● MATERIAL SHOWN
§
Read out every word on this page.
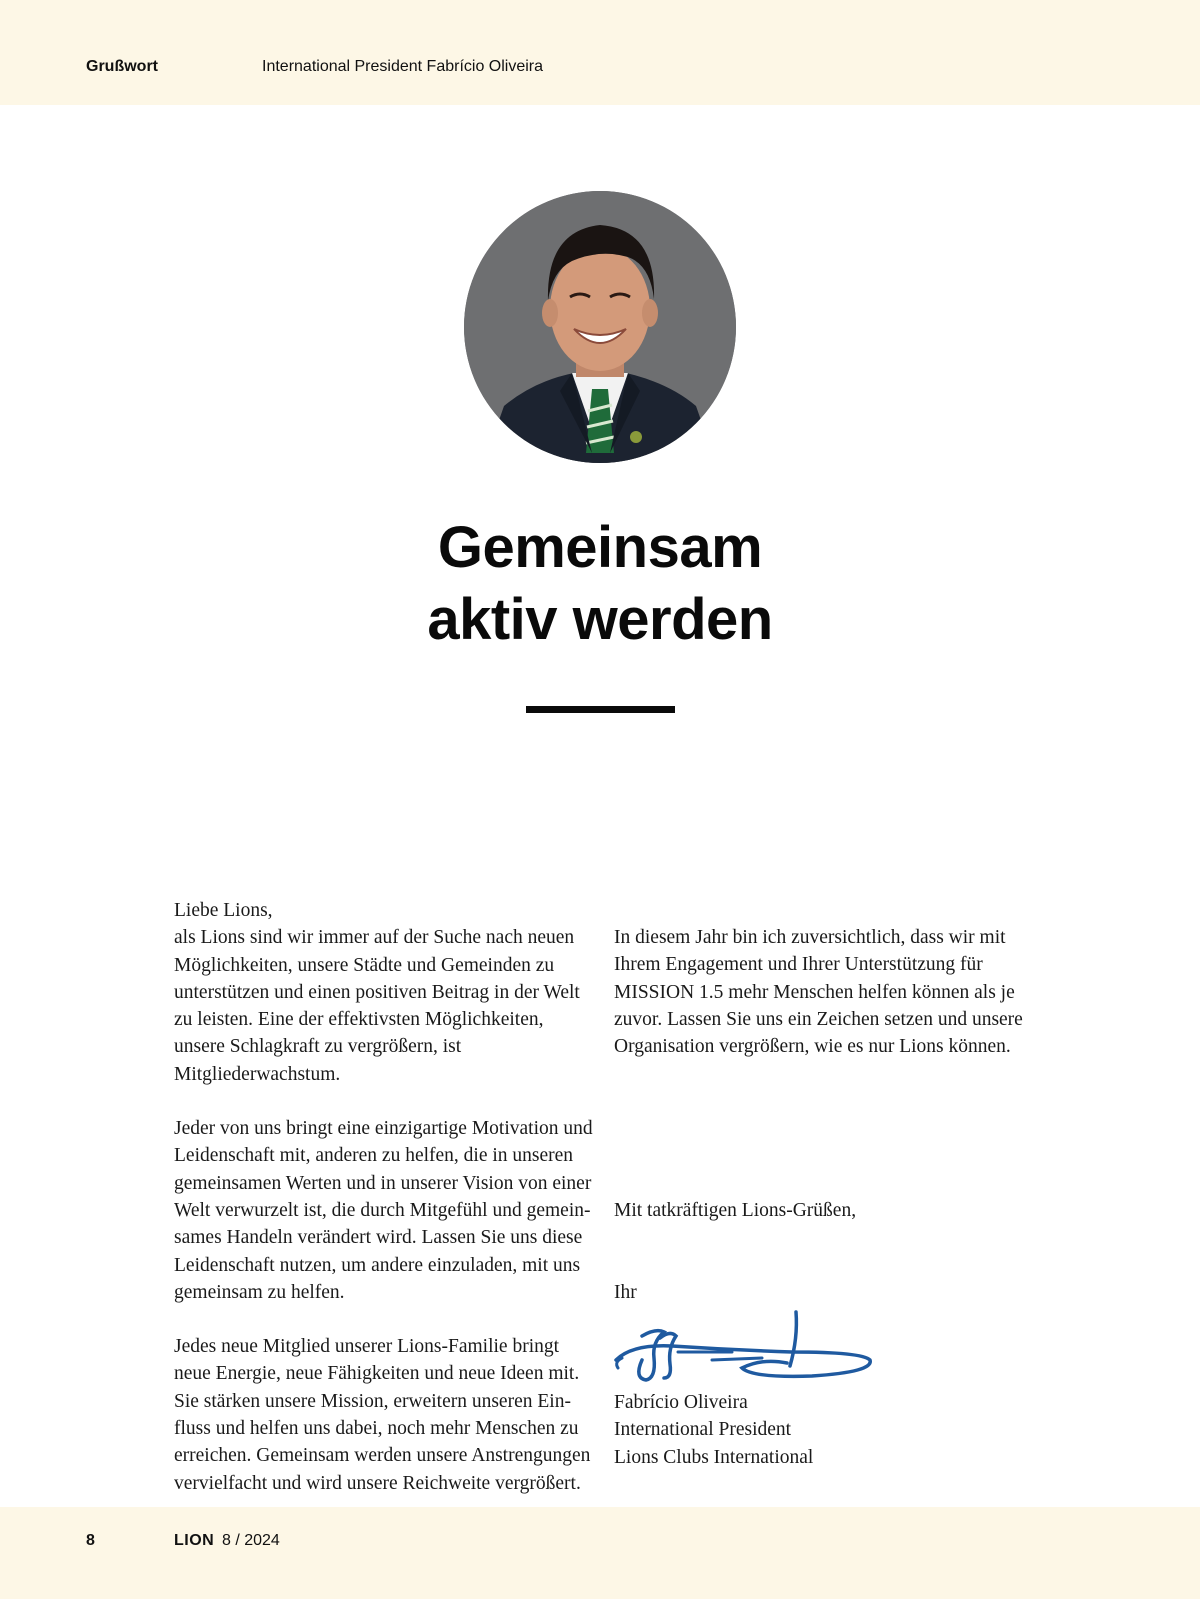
Grußwort	International President Fabrício Oliveira
Gemeinsam
aktiv werden

Liebe Lions,

als Lions sind wir immer auf der Suche nach neuen Möglichkeiten, unsere Städte und Gemeinden zu unterstützen und einen positiven Beitrag in der Welt zu leisten. Eine der effektivsten Möglichkeiten, unsere Schlagkraft zu vergrößern, ist Mitgliederwachstum.

Jeder von uns bringt eine einzigartige Motivation und Leidenschaft mit, anderen zu helfen, die in unseren gemeinsamen Werten und in unserer Vision von einer Welt verwurzelt ist, die durch Mitgefühl und gemeinsames Handeln verändert wird. Lassen Sie uns diese Leidenschaft nutzen, um andere einzuladen, mit uns gemeinsam zu helfen.

Jedes neue Mitglied unserer Lions-Familie bringt neue Energie, neue Fähigkeiten und neue Ideen mit. Sie stärken unsere Mission, erweitern unseren Einfluss und helfen uns dabei, noch mehr Menschen zu erreichen. Gemeinsam werden unsere Anstrengungen vervielfacht und wird unsere Reichweite vergrößert.

In diesem Jahr bin ich zuversichtlich, dass wir mit Ihrem Engagement und Ihrer Unterstützung für MISSION 1.5 mehr Menschen helfen können als je zuvor. Lassen Sie uns ein Zeichen setzen und unsere Organisation vergrößern, wie es nur Lions können.

Mit tatkräftigen Lions-Grüßen,
Ihr
Fabrício Oliveira
International President
Lions Clubs International
8	LION 8 / 2024
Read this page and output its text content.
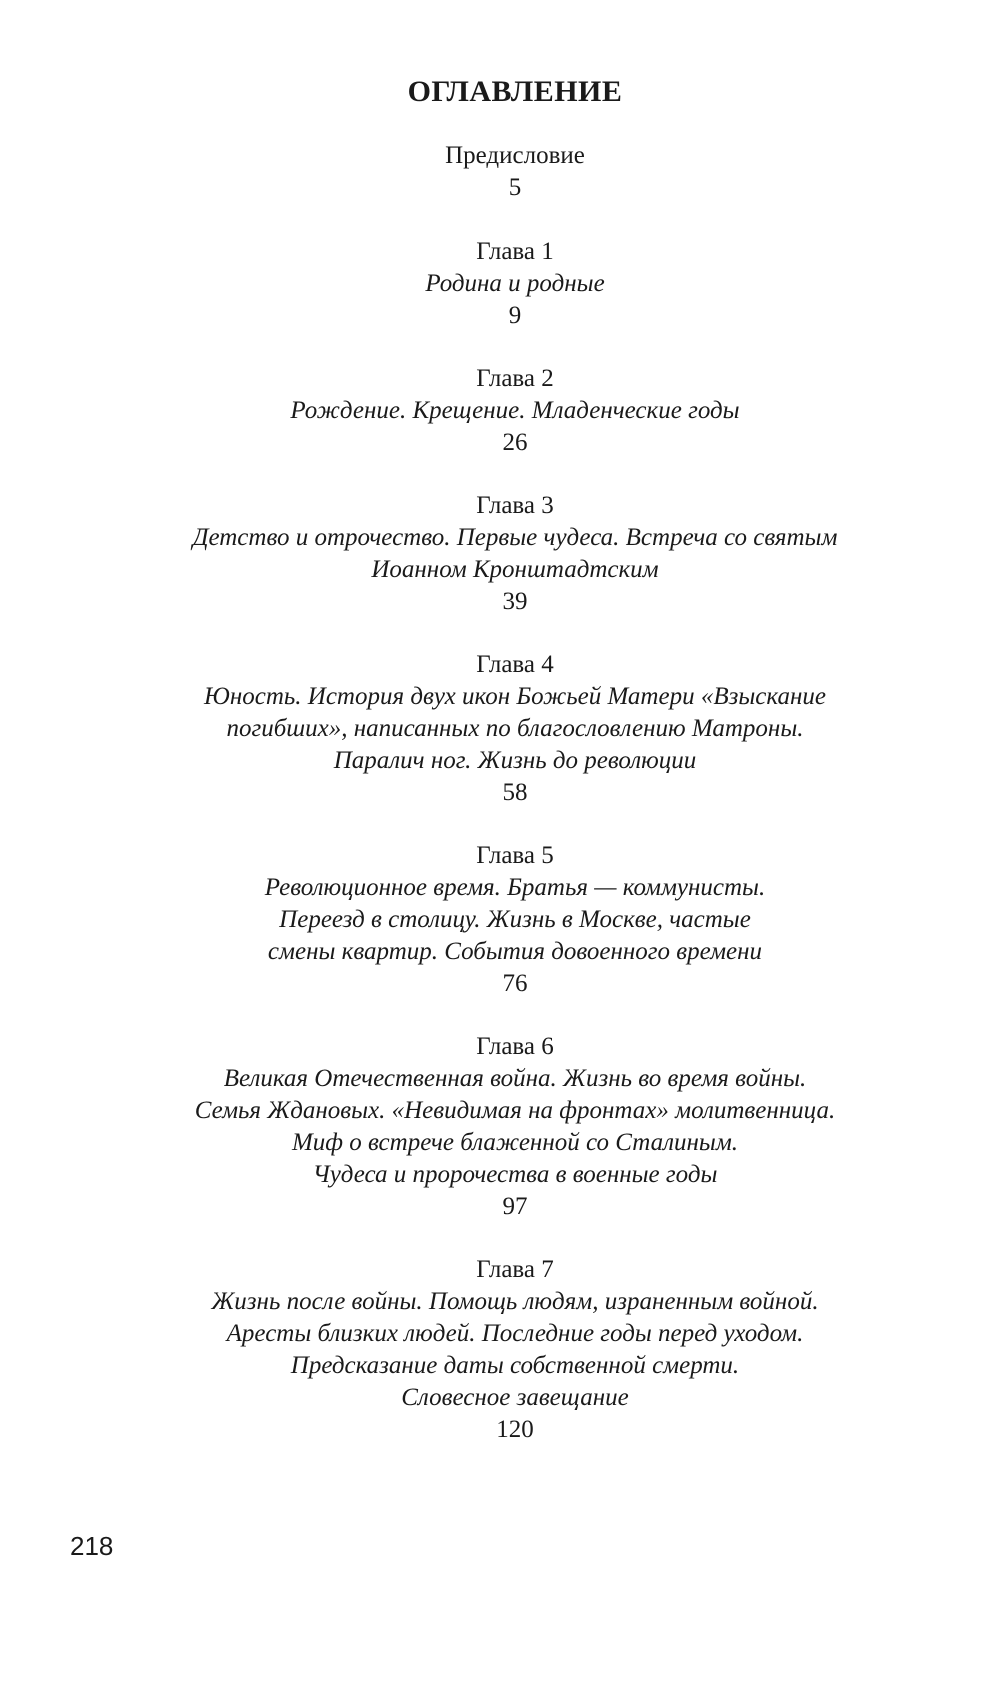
ОГЛАВЛЕНИЕ
Предисловие
5
Глава 1
Родина и родные
9
Глава 2
Рождение. Крещение. Младенческие годы
26
Глава 3
Детство и отрочество. Первые чудеса. Встреча со святым
Иоанном Кронштадтским
39
Глава 4
Юность. История двух икон Божьей Матери «Взыскание
погибших», написанных по благословлению Матроны.
Паралич ног. Жизнь до революции
58
Глава 5
Революционное время. Братья — коммунисты.
Переезд в столицу. Жизнь в Москве, частые
смены квартир. События довоенного времени
76
Глава 6
Великая Отечественная война. Жизнь во время войны.
Семья Ждановых. «Невидимая на фронтах» молитвенница.
Миф о встрече блаженной со Сталиным.
Чудеса и пророчества в военные годы
97
Глава 7
Жизнь после войны. Помощь людям, израненным войной.
Аресты близких людей. Последние годы перед уходом.
Предсказание даты собственной смерти.
Словесное завещание
120
218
§
● WHAT IS BEING ASKED
Extract the text of all the records above verbatim, excluding pictures.

● EXERCISE RESPONSE
Read out every word on this page.
Grußwort	International President Fabrício Oliveira
Gemeinsam
aktiv werden

Liebe Lions,

als Lions sind wir immer auf der Suche nach neuen Möglichkeiten, unsere Städte und Gemeinden zu unterstützen und einen positiven Beitrag in der Welt zu leisten. Eine der effektivsten Möglichkeiten, unsere Schlagkraft zu vergrößern, ist Mitgliederwachstum.

Jeder von uns bringt eine einzigartige Motivation und Leidenschaft mit, anderen zu helfen, die in unseren gemeinsamen Werten und in unserer Vision von einer Welt verwurzelt ist, die durch Mitgefühl und gemeinsames Handeln verändert wird. Lassen Sie uns diese Leidenschaft nutzen, um andere einzuladen, mit uns gemeinsam zu helfen.

Jedes neue Mitglied unserer Lions-Familie bringt neue Energie, neue Fähigkeiten und neue Ideen mit. Sie stärken unsere Mission, erweitern unseren Einfluss und helfen uns dabei, noch mehr Menschen zu erreichen. Gemeinsam werden unsere Anstrengungen vervielfacht und wird unsere Reichweite vergrößert.

In diesem Jahr bin ich zuversichtlich, dass wir mit Ihrem Engagement und Ihrer Unterstützung für MISSION 1.5 mehr Menschen helfen können als je zuvor. Lassen Sie uns ein Zeichen setzen und unsere Organisation vergrößern, wie es nur Lions können.

Mit tatkräftigen Lions-Grüßen,
Ihr
Fabrício Oliveira
International President
Lions Clubs International
8	LION 8 / 2024
Read this page and output its text content.
ОГЛАВЛЕНИЕ
Предисловие
5
Глава 1
Родина и родные
9
Глава 2
Рождение. Крещение. Младенческие годы
26
Глава 3
Детство и отрочество. Первые чудеса. Встреча со святым
Иоанном Кронштадтским
39
Глава 4
Юность. История двух икон Божьей Матери «Взыскание
погибших», написанных по благословлению Матроны.
Паралич ног. Жизнь до революции
58
Глава 5
Революционное время. Братья — коммунисты.
Переезд в столицу. Жизнь в Москве, частые
смены квартир. События довоенного времени
76
Глава 6
Великая Отечественная война. Жизнь во время войны.
Семья Ждановых. «Невидимая на фронтах» молитвенница.
Миф о встрече блаженной со Сталиным.
Чудеса и пророчества в военные годы
97
Глава 7
Жизнь после войны. Помощь людям, израненным войной.
Аресты близких людей. Последние годы перед уходом.
Предсказание даты собственной смерти.
Словесное завещание
120
218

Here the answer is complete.